Data listing:
═══

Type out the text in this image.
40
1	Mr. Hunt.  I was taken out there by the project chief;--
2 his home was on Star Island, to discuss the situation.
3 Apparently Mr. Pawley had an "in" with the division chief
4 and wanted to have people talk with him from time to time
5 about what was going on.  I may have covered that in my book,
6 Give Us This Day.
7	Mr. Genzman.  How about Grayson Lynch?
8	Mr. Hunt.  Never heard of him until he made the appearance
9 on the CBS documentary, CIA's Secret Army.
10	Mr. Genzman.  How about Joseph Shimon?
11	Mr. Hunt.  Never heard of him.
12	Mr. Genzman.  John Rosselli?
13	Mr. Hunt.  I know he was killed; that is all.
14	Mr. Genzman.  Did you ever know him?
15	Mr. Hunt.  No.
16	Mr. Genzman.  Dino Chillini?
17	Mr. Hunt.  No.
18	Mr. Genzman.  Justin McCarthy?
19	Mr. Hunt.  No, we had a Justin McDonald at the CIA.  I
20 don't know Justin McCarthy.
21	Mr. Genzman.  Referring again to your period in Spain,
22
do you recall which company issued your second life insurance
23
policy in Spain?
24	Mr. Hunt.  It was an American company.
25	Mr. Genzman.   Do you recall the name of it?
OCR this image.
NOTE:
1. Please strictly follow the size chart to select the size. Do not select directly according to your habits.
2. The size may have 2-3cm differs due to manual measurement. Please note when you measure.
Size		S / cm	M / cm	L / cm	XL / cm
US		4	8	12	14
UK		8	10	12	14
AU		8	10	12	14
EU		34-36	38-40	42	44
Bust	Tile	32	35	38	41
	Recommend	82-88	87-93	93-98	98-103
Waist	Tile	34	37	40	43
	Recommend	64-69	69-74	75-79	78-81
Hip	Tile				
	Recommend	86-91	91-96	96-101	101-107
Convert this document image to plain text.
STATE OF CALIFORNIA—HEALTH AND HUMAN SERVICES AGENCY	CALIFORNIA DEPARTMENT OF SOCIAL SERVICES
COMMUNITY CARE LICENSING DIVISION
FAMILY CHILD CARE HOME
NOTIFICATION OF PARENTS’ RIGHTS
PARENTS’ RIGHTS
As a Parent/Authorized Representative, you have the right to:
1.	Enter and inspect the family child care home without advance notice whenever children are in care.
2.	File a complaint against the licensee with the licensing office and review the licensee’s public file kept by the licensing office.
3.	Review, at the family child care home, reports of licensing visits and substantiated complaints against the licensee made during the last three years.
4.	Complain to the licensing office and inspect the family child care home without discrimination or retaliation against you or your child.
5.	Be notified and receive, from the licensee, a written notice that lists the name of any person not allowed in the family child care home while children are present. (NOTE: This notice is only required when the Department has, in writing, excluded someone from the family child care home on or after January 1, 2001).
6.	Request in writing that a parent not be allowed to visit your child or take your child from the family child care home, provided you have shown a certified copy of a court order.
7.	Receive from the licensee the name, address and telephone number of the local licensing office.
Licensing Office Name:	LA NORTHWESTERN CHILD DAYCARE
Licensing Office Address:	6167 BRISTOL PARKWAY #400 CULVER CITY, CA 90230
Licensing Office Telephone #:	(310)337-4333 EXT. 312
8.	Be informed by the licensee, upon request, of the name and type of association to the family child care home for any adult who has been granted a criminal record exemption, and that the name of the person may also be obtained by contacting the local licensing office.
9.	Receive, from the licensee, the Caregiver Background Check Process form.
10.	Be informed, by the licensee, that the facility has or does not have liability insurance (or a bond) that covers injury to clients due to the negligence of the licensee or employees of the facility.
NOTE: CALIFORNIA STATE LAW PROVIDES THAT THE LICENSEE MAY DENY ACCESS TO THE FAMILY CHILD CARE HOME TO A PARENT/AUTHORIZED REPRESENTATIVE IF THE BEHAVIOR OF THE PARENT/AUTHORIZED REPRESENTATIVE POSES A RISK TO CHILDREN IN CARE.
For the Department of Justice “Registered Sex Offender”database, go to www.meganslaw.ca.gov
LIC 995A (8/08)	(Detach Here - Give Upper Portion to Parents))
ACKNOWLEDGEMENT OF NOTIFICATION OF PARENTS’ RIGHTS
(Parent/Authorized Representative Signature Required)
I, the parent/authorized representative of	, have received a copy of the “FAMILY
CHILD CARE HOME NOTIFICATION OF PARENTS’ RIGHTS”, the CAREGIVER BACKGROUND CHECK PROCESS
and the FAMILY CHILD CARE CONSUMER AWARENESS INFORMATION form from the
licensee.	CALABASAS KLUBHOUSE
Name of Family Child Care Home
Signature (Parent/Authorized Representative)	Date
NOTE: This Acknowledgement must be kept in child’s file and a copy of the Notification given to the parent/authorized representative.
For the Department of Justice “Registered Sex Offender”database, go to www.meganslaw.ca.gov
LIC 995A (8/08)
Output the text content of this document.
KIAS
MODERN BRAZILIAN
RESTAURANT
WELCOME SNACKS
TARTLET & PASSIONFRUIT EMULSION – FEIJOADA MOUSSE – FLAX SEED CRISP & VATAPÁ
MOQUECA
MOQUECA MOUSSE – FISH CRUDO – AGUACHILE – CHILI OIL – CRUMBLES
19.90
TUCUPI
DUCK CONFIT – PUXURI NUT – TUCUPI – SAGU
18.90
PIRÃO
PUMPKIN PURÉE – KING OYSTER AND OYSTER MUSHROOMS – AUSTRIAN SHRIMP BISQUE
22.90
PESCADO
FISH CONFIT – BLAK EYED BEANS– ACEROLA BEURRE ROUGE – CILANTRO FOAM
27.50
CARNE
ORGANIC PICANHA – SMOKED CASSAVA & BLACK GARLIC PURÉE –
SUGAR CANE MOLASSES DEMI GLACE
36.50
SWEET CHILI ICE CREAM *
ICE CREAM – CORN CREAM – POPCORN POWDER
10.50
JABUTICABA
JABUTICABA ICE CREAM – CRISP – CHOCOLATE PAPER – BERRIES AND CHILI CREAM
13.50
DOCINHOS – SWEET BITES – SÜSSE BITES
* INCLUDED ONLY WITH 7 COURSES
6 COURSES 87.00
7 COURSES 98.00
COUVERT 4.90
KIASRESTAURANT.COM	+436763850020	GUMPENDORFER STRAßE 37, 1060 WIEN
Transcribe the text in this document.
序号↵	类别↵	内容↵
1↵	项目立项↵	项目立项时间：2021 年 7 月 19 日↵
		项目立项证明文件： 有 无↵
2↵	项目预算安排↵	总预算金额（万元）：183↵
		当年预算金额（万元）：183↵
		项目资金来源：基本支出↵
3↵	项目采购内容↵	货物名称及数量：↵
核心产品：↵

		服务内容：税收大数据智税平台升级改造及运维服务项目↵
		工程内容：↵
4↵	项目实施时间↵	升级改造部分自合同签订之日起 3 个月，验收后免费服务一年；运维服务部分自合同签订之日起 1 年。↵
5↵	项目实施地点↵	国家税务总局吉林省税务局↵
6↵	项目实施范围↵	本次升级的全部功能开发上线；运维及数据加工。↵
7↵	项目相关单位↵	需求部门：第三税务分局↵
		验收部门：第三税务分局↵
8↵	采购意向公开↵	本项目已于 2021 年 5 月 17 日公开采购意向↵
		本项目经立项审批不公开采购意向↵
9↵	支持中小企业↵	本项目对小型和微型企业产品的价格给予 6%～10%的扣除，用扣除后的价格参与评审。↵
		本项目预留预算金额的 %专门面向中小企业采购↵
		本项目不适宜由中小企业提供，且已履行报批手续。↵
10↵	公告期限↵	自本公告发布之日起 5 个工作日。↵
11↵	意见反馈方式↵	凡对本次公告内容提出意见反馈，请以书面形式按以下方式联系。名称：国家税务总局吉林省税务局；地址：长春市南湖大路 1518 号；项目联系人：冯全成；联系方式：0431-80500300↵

═══

# What is required
Return all lines of the material above in which the word "informed" occurs.

# Expected output
8.	Be informed by the licensee, upon request, of the name and type of association to the family child care home for any adult who has been granted a criminal record exemption, and that the name of the person may also be obtained by contacting the local licensing office.
10.	Be informed, by the licensee, that the facility has or does not have liability insurance (or a bond) that covers injury to clients due to the negligence of the licensee or employees of the facility.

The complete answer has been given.